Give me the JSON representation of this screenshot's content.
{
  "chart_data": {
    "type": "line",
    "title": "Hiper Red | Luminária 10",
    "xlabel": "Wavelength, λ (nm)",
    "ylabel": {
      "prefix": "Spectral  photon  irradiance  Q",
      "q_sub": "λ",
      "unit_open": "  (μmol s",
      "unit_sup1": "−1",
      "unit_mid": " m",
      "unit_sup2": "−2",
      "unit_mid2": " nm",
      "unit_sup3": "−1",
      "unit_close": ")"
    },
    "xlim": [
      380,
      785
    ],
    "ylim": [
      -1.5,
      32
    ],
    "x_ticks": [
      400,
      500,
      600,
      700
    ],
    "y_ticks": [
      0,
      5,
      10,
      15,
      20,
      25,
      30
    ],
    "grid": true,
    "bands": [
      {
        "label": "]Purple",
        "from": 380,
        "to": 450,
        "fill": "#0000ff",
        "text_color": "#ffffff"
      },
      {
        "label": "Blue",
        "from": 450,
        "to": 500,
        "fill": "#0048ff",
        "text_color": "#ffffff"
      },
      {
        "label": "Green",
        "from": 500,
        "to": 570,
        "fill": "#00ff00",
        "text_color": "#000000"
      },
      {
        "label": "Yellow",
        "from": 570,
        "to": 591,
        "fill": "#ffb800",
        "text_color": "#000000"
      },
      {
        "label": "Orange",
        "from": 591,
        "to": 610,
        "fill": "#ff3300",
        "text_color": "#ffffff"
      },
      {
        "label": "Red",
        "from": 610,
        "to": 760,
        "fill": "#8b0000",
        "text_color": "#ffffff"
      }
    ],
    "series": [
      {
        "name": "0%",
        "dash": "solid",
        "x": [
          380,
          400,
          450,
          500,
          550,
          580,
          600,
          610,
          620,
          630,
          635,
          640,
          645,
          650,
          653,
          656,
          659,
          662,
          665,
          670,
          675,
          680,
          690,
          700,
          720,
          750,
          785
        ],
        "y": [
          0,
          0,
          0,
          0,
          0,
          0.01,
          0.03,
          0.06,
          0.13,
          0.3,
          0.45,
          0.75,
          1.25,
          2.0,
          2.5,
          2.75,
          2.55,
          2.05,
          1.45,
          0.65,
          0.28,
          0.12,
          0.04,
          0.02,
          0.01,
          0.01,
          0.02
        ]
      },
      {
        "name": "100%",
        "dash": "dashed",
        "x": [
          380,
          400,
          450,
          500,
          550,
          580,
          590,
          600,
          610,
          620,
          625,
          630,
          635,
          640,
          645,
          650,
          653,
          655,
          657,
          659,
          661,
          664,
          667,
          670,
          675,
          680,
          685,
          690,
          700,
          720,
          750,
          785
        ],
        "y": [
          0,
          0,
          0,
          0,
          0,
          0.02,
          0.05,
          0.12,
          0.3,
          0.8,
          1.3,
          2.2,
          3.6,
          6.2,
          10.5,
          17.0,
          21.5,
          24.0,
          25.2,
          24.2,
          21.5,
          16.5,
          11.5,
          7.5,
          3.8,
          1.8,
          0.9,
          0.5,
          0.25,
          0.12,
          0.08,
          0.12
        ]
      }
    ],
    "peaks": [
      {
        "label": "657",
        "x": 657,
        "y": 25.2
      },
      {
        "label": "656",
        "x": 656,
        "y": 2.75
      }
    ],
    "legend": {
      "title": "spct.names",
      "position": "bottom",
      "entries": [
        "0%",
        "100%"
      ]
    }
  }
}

.....

> Instructions for the task: Repeat all the entries exactly as given.

> Result:
Give me the JSON representation of this screenshot's content.
{
  "chart_data": {
    "type": "line",
    "title": "Hiper Red | Luminária 10",
    "xlabel": "Wavelength, λ (nm)",
    "ylabel": {
      "prefix": "Spectral  photon  irradiance  Q",
      "q_sub": "λ",
      "unit_open": "  (μmol s",
      "unit_sup1": "−1",
      "unit_mid": " m",
      "unit_sup2": "−2",
      "unit_mid2": " nm",
      "unit_sup3": "−1",
      "unit_close": ")"
    },
    "xlim": [
      380,
      785
    ],
    "ylim": [
      -1.5,
      32
    ],
    "x_ticks": [
      400,
      500,
      600,
      700
    ],
    "y_ticks": [
      0,
      5,
      10,
      15,
      20,
      25,
      30
    ],
    "grid": true,
    "bands": [
      {
        "label": "]Purple",
        "from": 380,
        "to": 450,
        "fill": "#0000ff",
        "text_color": "#ffffff"
      },
      {
        "label": "Blue",
        "from": 450,
        "to": 500,
        "fill": "#0048ff",
        "text_color": "#ffffff"
      },
      {
        "label": "Green",
        "from": 500,
        "to": 570,
        "fill": "#00ff00",
        "text_color": "#000000"
      },
      {
        "label": "Yellow",
        "from": 570,
        "to": 591,
        "fill": "#ffb800",
        "text_color": "#000000"
      },
      {
        "label": "Orange",
        "from": 591,
        "to": 610,
        "fill": "#ff3300",
        "text_color": "#ffffff"
      },
      {
        "label": "Red",
        "from": 610,
        "to": 760,
        "fill": "#8b0000",
        "text_color": "#ffffff"
      }
    ],
    "series": [
      {
        "name": "0%",
        "dash": "solid",
        "x": [
          380,
          400,
          450,
          500,
          550,
          580,
          600,
          610,
          620,
          630,
          635,
          640,
          645,
          650,
          653,
          656,
          659,
          662,
          665,
          670,
          675,
          680,
          690,
          700,
          720,
          750,
          785
        ],
        "y": [
          0,
          0,
          0,
          0,
          0,
          0.01,
          0.03,
          0.06,
          0.13,
          0.3,
          0.45,
          0.75,
          1.25,
          2.0,
          2.5,
          2.75,
          2.55,
          2.05,
          1.45,
          0.65,
          0.28,
          0.12,
          0.04,
          0.02,
          0.01,
          0.01,
          0.02
        ]
      },
      {
        "name": "100%",
        "dash": "dashed",
        "x": [
          380,
          400,
          450,
          500,
          550,
          580,
          590,
          600,
          610,
          620,
          625,
          630,
          635,
          640,
          645,
          650,
          653,
          655,
          657,
          659,
          661,
          664,
          667,
          670,
          675,
          680,
          685,
          690,
          700,
          720,
          750,
          785
        ],
        "y": [
          0,
          0,
          0,
          0,
          0,
          0.02,
          0.05,
          0.12,
          0.3,
          0.8,
          1.3,
          2.2,
          3.6,
          6.2,
          10.5,
          17.0,
          21.5,
          24.0,
          25.2,
          24.2,
          21.5,
          16.5,
          11.5,
          7.5,
          3.8,
          1.8,
          0.9,
          0.5,
          0.25,
          0.12,
          0.08,
          0.12
        ]
      }
    ],
    "peaks": [
      {
        "label": "657",
        "x": 657,
        "y": 25.2
      },
      {
        "label": "656",
        "x": 656,
        "y": 2.75
      }
    ],
    "legend": {
      "title": "spct.names",
      "position": "bottom",
      "entries": [
        "0%",
        "100%"
      ]
    }
  }
}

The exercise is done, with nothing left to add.